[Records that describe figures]
========
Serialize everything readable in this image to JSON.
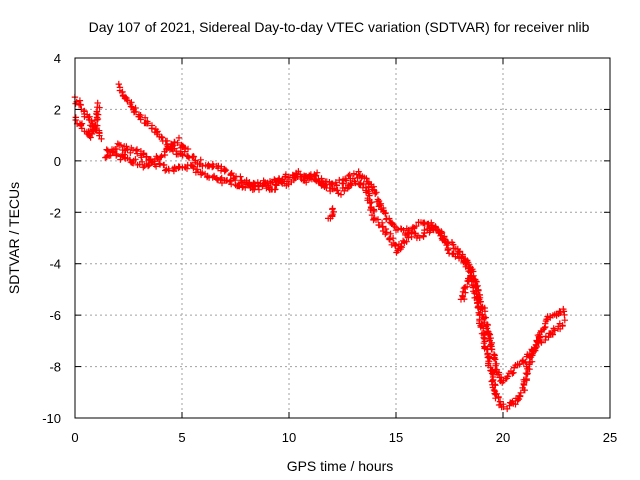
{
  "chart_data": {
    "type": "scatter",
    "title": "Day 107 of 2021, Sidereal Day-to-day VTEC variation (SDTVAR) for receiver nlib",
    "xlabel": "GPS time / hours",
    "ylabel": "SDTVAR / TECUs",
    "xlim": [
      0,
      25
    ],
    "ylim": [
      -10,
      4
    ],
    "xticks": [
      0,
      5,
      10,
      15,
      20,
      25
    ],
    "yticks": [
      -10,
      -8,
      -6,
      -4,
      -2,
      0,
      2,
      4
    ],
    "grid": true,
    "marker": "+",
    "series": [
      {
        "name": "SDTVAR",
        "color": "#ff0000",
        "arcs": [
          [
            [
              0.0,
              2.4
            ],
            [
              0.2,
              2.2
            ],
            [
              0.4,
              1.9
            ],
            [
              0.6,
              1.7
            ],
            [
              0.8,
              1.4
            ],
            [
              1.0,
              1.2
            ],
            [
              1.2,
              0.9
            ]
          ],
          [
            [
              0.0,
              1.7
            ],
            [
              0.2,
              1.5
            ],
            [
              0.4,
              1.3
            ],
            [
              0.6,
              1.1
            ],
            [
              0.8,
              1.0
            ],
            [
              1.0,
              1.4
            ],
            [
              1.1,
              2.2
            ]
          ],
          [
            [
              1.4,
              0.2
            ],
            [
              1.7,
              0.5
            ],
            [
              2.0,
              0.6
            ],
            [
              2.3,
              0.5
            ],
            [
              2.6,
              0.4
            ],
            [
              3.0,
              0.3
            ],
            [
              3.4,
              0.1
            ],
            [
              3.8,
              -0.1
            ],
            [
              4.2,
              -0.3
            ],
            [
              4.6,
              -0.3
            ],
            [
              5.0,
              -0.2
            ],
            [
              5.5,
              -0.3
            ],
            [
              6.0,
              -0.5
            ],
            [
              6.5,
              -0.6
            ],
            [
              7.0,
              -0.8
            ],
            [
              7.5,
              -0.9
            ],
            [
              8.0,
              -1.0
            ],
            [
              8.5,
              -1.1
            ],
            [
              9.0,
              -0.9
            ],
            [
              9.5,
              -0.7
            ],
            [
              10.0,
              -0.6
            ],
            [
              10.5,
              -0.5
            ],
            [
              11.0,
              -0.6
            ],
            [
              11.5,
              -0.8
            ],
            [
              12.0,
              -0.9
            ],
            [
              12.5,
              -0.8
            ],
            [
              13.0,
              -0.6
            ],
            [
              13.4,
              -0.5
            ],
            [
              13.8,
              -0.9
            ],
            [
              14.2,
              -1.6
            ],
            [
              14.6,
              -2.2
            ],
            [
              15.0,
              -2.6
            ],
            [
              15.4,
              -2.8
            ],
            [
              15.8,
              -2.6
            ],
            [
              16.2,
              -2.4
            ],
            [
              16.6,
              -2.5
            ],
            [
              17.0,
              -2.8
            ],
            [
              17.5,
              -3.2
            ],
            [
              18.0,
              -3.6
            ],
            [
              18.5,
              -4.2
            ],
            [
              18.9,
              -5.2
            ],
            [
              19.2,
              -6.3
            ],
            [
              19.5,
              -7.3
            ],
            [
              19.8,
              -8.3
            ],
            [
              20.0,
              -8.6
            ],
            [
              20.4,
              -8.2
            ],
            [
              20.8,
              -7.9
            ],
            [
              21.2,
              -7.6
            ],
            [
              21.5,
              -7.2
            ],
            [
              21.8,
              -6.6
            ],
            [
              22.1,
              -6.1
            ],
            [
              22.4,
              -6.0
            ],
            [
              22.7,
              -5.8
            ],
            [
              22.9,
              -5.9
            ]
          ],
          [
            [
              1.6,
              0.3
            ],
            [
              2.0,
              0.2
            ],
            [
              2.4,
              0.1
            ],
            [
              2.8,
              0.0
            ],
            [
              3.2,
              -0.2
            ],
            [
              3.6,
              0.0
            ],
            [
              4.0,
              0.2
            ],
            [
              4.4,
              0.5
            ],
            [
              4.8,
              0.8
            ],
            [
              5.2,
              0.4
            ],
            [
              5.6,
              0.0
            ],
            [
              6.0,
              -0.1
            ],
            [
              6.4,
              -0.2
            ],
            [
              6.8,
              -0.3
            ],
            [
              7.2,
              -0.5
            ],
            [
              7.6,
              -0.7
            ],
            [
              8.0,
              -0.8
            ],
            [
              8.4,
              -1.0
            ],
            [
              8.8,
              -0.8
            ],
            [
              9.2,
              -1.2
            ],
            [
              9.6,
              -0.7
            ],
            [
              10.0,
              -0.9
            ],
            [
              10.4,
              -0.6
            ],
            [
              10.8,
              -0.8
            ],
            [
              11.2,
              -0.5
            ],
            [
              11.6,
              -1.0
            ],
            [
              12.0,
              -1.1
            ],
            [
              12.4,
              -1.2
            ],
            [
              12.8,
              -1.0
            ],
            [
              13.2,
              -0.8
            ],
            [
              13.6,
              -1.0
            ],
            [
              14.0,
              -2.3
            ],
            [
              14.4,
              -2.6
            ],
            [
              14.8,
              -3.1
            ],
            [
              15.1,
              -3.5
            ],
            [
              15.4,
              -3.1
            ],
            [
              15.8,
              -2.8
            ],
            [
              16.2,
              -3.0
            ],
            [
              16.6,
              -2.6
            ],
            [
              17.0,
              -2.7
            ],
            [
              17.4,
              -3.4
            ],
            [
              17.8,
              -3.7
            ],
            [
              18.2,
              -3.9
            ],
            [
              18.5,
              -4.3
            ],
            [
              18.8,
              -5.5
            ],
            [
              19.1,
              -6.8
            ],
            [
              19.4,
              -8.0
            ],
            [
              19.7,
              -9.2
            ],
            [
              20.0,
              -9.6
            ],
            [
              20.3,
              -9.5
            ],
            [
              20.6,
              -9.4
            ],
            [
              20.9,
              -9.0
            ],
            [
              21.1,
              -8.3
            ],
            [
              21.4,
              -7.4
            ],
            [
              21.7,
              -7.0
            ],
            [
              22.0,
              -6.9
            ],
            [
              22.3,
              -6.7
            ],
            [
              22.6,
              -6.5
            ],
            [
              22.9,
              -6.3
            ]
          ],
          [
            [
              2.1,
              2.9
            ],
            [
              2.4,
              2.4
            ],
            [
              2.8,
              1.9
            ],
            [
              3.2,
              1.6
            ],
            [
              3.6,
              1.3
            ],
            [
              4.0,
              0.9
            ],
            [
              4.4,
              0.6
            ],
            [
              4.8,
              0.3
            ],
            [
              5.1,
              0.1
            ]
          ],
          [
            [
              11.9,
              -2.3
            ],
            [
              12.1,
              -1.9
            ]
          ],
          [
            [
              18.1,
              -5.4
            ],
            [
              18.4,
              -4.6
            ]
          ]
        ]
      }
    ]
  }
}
========
Among the lines of the listing, how many hold the string "SDTVAR"? Respond with only the number.

3